───── Records to process ─────
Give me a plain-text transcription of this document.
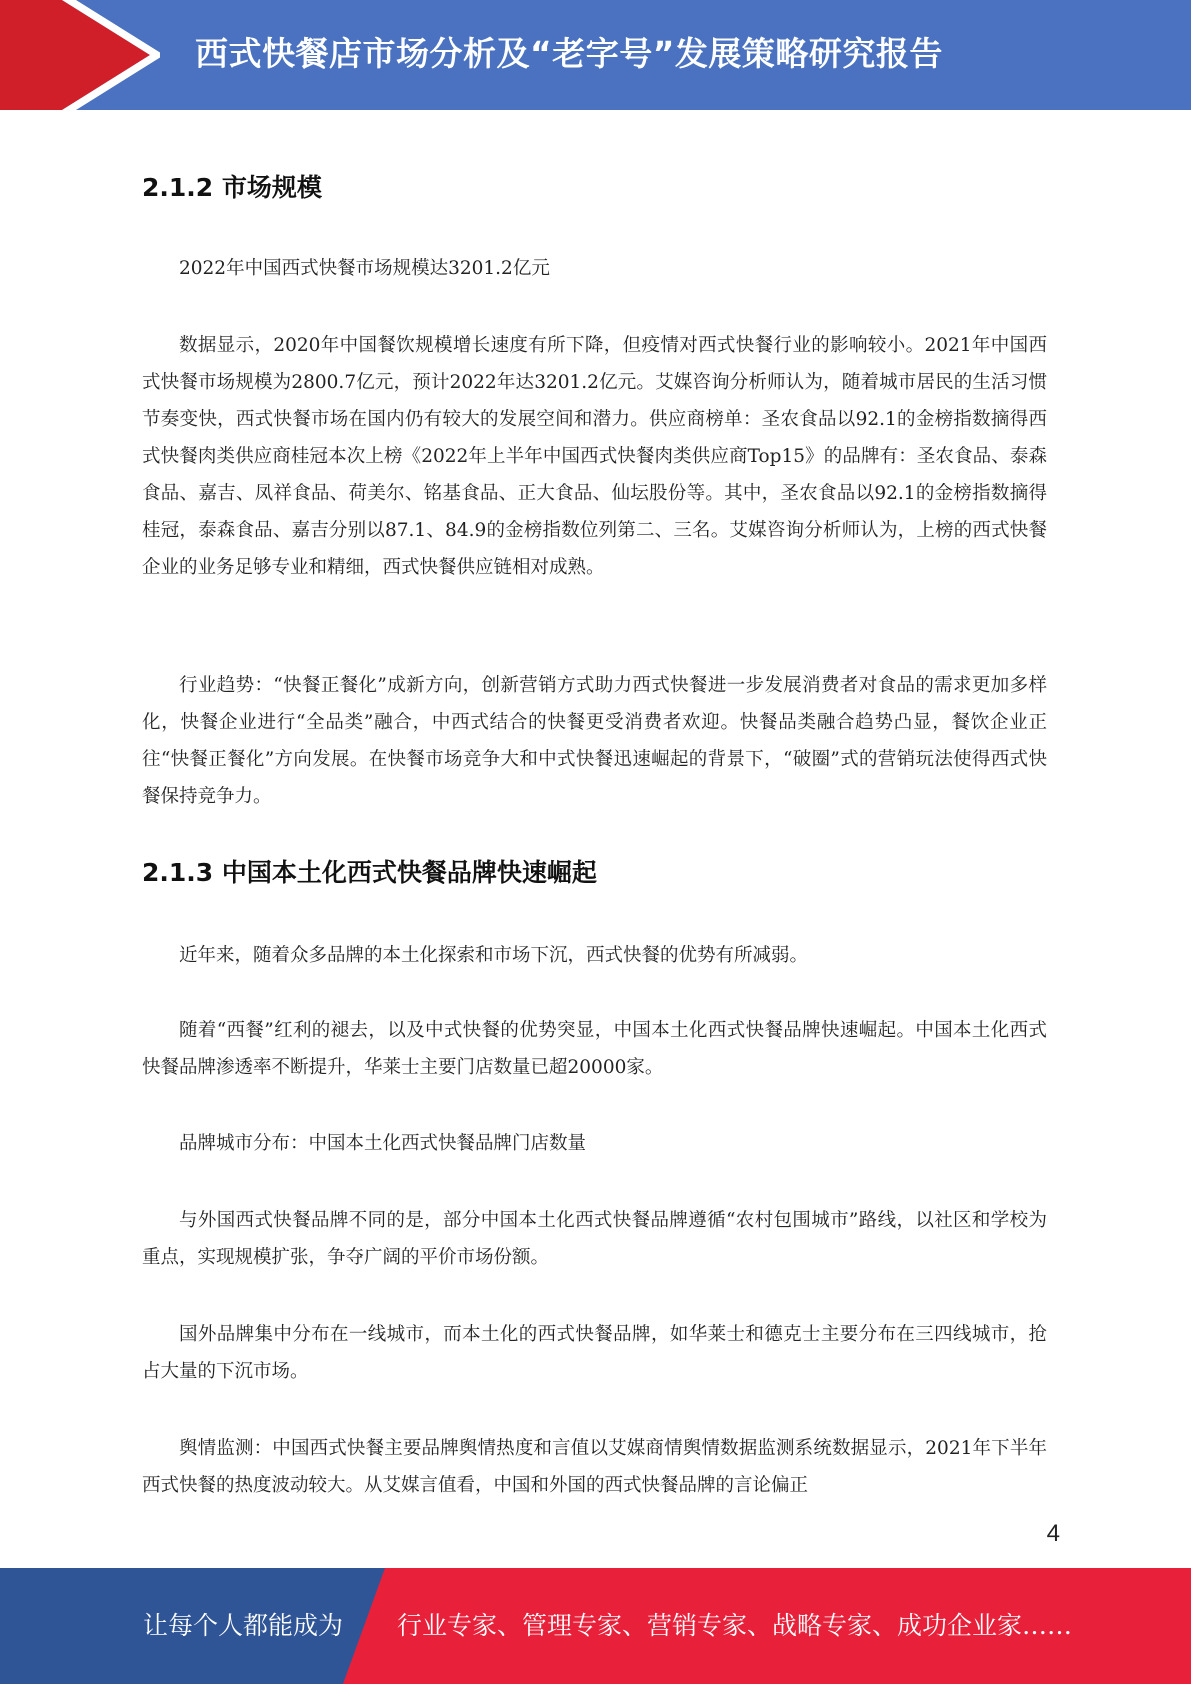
西式快餐店市场分析及“老字号”发展策略研究报告
2.1.2 市场规模

2022年中国西式快餐市场规模达3201.2亿元

数据显示，2020年中国餐饮规模增长速度有所下降，但疫情对西式快餐行业的影响较小。2021年中国西式快餐市场规模为2800.7亿元，预计2022年达3201.2亿元。艾媒咨询分析师认为，随着城市居民的生活习惯节奏变快，西式快餐市场在国内仍有较大的发展空间和潜力。供应商榜单：圣农食品以92.1的金榜指数摘得西式快餐肉类供应商桂冠本次上榜《2022年上半年中国西式快餐肉类供应商Top15》的品牌有：圣农食品、泰森食品、嘉吉、凤祥食品、荷美尔、铭基食品、正大食品、仙坛股份等。其中，圣农食品以92.1的金榜指数摘得桂冠，泰森食品、嘉吉分别以87.1、84.9的金榜指数位列第二、三名。艾媒咨询分析师认为，上榜的西式快餐企业的业务足够专业和精细，西式快餐供应链相对成熟。

行业趋势：“快餐正餐化”成新方向，创新营销方式助力西式快餐进一步发展消费者对食品的需求更加多样化，快餐企业进行“全品类”融合，中西式结合的快餐更受消费者欢迎。快餐品类融合趋势凸显，餐饮企业正往“快餐正餐化”方向发展。在快餐市场竞争大和中式快餐迅速崛起的背景下，“破圈”式的营销玩法使得西式快餐保持竞争力。

2.1.3 中国本土化西式快餐品牌快速崛起

近年来，随着众多品牌的本土化探索和市场下沉，西式快餐的优势有所减弱。

随着“西餐”红利的褪去，以及中式快餐的优势突显，中国本土化西式快餐品牌快速崛起。中国本土化西式快餐品牌渗透率不断提升，华莱士主要门店数量已超20000家。

品牌城市分布：中国本土化西式快餐品牌门店数量

与外国西式快餐品牌不同的是，部分中国本土化西式快餐品牌遵循“农村包围城市”路线，以社区和学校为重点，实现规模扩张，争夺广阔的平价市场份额。

国外品牌集中分布在一线城市，而本土化的西式快餐品牌，如华莱士和德克士主要分布在三四线城市，抢占大量的下沉市场。

舆情监测：中国西式快餐主要品牌舆情热度和言值以艾媒商情舆情数据监测系统数据显示，2021年下半年西式快餐的热度波动较大。从艾媒言值看，中国和外国的西式快餐品牌的言论偏正

4
让每个人都能成为 行业专家、管理专家、营销专家、战略专家、成功企业家……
─────
* [Request]:
Please transcribe the material above exactly as written. Leave the pictures out.

* [The answer]:
Give me a plain-text transcription of this document.
西式快餐店市场分析及“老字号”发展策略研究报告
2.1.2 市场规模

2022年中国西式快餐市场规模达3201.2亿元

数据显示，2020年中国餐饮规模增长速度有所下降，但疫情对西式快餐行业的影响较小。2021年中国西式快餐市场规模为2800.7亿元，预计2022年达3201.2亿元。艾媒咨询分析师认为，随着城市居民的生活习惯节奏变快，西式快餐市场在国内仍有较大的发展空间和潜力。供应商榜单：圣农食品以92.1的金榜指数摘得西式快餐肉类供应商桂冠本次上榜《2022年上半年中国西式快餐肉类供应商Top15》的品牌有：圣农食品、泰森食品、嘉吉、凤祥食品、荷美尔、铭基食品、正大食品、仙坛股份等。其中，圣农食品以92.1的金榜指数摘得桂冠，泰森食品、嘉吉分别以87.1、84.9的金榜指数位列第二、三名。艾媒咨询分析师认为，上榜的西式快餐企业的业务足够专业和精细，西式快餐供应链相对成熟。

行业趋势：“快餐正餐化”成新方向，创新营销方式助力西式快餐进一步发展消费者对食品的需求更加多样化，快餐企业进行“全品类”融合，中西式结合的快餐更受消费者欢迎。快餐品类融合趋势凸显，餐饮企业正往“快餐正餐化”方向发展。在快餐市场竞争大和中式快餐迅速崛起的背景下，“破圈”式的营销玩法使得西式快餐保持竞争力。

2.1.3 中国本土化西式快餐品牌快速崛起

近年来，随着众多品牌的本土化探索和市场下沉，西式快餐的优势有所减弱。

随着“西餐”红利的褪去，以及中式快餐的优势突显，中国本土化西式快餐品牌快速崛起。中国本土化西式快餐品牌渗透率不断提升，华莱士主要门店数量已超20000家。

品牌城市分布：中国本土化西式快餐品牌门店数量

与外国西式快餐品牌不同的是，部分中国本土化西式快餐品牌遵循“农村包围城市”路线，以社区和学校为重点，实现规模扩张，争夺广阔的平价市场份额。

国外品牌集中分布在一线城市，而本土化的西式快餐品牌，如华莱士和德克士主要分布在三四线城市，抢占大量的下沉市场。

舆情监测：中国西式快餐主要品牌舆情热度和言值以艾媒商情舆情数据监测系统数据显示，2021年下半年西式快餐的热度波动较大。从艾媒言值看，中国和外国的西式快餐品牌的言论偏正

4
让每个人都能成为 行业专家、管理专家、营销专家、战略专家、成功企业家……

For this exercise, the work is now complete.